== INFORMATION PROVIDED

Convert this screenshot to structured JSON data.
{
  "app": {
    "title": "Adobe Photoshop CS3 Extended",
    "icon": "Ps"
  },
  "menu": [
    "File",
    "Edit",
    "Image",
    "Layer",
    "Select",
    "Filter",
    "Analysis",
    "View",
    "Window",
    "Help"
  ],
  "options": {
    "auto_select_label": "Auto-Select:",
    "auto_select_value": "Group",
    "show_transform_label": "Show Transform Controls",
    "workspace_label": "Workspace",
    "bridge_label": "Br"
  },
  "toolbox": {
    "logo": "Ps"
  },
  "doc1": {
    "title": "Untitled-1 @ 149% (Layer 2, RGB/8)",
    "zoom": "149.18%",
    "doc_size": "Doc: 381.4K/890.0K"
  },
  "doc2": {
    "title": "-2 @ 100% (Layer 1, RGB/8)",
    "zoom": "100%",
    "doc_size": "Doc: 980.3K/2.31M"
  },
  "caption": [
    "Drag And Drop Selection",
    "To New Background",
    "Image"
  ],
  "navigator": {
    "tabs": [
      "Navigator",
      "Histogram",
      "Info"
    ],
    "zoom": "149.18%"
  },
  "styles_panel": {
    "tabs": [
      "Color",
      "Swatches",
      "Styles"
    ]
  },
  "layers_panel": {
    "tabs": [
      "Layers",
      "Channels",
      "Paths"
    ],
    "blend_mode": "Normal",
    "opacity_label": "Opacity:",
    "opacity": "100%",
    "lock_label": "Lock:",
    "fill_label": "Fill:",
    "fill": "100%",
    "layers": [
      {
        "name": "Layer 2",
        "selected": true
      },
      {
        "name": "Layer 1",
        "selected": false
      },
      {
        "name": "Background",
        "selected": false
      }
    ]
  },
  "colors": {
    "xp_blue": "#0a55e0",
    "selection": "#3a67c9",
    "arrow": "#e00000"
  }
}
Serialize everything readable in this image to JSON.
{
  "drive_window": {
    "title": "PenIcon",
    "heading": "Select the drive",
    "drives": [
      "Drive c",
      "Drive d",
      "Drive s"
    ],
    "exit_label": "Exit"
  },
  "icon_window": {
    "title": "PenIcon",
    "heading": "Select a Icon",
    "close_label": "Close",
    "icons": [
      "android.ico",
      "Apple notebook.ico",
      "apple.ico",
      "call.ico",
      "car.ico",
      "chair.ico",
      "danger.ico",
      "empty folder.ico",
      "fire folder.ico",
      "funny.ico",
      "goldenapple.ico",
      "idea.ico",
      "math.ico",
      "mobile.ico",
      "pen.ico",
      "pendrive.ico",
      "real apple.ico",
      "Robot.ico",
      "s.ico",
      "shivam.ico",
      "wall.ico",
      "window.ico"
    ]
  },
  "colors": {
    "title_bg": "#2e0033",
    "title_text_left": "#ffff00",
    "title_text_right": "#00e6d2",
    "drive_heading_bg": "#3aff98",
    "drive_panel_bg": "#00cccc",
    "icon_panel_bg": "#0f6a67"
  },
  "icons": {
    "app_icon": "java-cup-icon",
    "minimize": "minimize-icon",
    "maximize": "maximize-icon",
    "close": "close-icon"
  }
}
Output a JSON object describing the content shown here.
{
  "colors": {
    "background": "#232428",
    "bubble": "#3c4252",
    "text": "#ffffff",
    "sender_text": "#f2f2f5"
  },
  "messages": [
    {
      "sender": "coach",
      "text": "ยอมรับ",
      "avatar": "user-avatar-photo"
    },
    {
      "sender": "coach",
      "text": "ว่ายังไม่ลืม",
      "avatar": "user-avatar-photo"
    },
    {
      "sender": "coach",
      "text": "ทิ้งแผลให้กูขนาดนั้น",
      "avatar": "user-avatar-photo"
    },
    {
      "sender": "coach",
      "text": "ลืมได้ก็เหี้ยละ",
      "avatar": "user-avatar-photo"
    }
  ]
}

====

### WHAT YOU NEED TO DO
Print back all the lines verbatim.

### FINISHED TASK
Convert this screenshot to structured JSON data.
{
  "app": {
    "title": "Adobe Photoshop CS3 Extended",
    "icon": "Ps"
  },
  "menu": [
    "File",
    "Edit",
    "Image",
    "Layer",
    "Select",
    "Filter",
    "Analysis",
    "View",
    "Window",
    "Help"
  ],
  "options": {
    "auto_select_label": "Auto-Select:",
    "auto_select_value": "Group",
    "show_transform_label": "Show Transform Controls",
    "workspace_label": "Workspace",
    "bridge_label": "Br"
  },
  "toolbox": {
    "logo": "Ps"
  },
  "doc1": {
    "title": "Untitled-1 @ 149% (Layer 2, RGB/8)",
    "zoom": "149.18%",
    "doc_size": "Doc: 381.4K/890.0K"
  },
  "doc2": {
    "title": "-2 @ 100% (Layer 1, RGB/8)",
    "zoom": "100%",
    "doc_size": "Doc: 980.3K/2.31M"
  },
  "caption": [
    "Drag And Drop Selection",
    "To New Background",
    "Image"
  ],
  "navigator": {
    "tabs": [
      "Navigator",
      "Histogram",
      "Info"
    ],
    "zoom": "149.18%"
  },
  "styles_panel": {
    "tabs": [
      "Color",
      "Swatches",
      "Styles"
    ]
  },
  "layers_panel": {
    "tabs": [
      "Layers",
      "Channels",
      "Paths"
    ],
    "blend_mode": "Normal",
    "opacity_label": "Opacity:",
    "opacity": "100%",
    "lock_label": "Lock:",
    "fill_label": "Fill:",
    "fill": "100%",
    "layers": [
      {
        "name": "Layer 2",
        "selected": true
      },
      {
        "name": "Layer 1",
        "selected": false
      },
      {
        "name": "Background",
        "selected": false
      }
    ]
  },
  "colors": {
    "xp_blue": "#0a55e0",
    "selection": "#3a67c9",
    "arrow": "#e00000"
  }
}
Serialize everything readable in this image to JSON.
{
  "drive_window": {
    "title": "PenIcon",
    "heading": "Select the drive",
    "drives": [
      "Drive c",
      "Drive d",
      "Drive s"
    ],
    "exit_label": "Exit"
  },
  "icon_window": {
    "title": "PenIcon",
    "heading": "Select a Icon",
    "close_label": "Close",
    "icons": [
      "android.ico",
      "Apple notebook.ico",
      "apple.ico",
      "call.ico",
      "car.ico",
      "chair.ico",
      "danger.ico",
      "empty folder.ico",
      "fire folder.ico",
      "funny.ico",
      "goldenapple.ico",
      "idea.ico",
      "math.ico",
      "mobile.ico",
      "pen.ico",
      "pendrive.ico",
      "real apple.ico",
      "Robot.ico",
      "s.ico",
      "shivam.ico",
      "wall.ico",
      "window.ico"
    ]
  },
  "colors": {
    "title_bg": "#2e0033",
    "title_text_left": "#ffff00",
    "title_text_right": "#00e6d2",
    "drive_heading_bg": "#3aff98",
    "drive_panel_bg": "#00cccc",
    "icon_panel_bg": "#0f6a67"
  },
  "icons": {
    "app_icon": "java-cup-icon",
    "minimize": "minimize-icon",
    "maximize": "maximize-icon",
    "close": "close-icon"
  }
}
Output a JSON object describing the content shown here.
{
  "colors": {
    "background": "#232428",
    "bubble": "#3c4252",
    "text": "#ffffff",
    "sender_text": "#f2f2f5"
  },
  "messages": [
    {
      "sender": "coach",
      "text": "ยอมรับ",
      "avatar": "user-avatar-photo"
    },
    {
      "sender": "coach",
      "text": "ว่ายังไม่ลืม",
      "avatar": "user-avatar-photo"
    },
    {
      "sender": "coach",
      "text": "ทิ้งแผลให้กูขนาดนั้น",
      "avatar": "user-avatar-photo"
    },
    {
      "sender": "coach",
      "text": "ลืมได้ก็เหี้ยละ",
      "avatar": "user-avatar-photo"
    }
  ]
}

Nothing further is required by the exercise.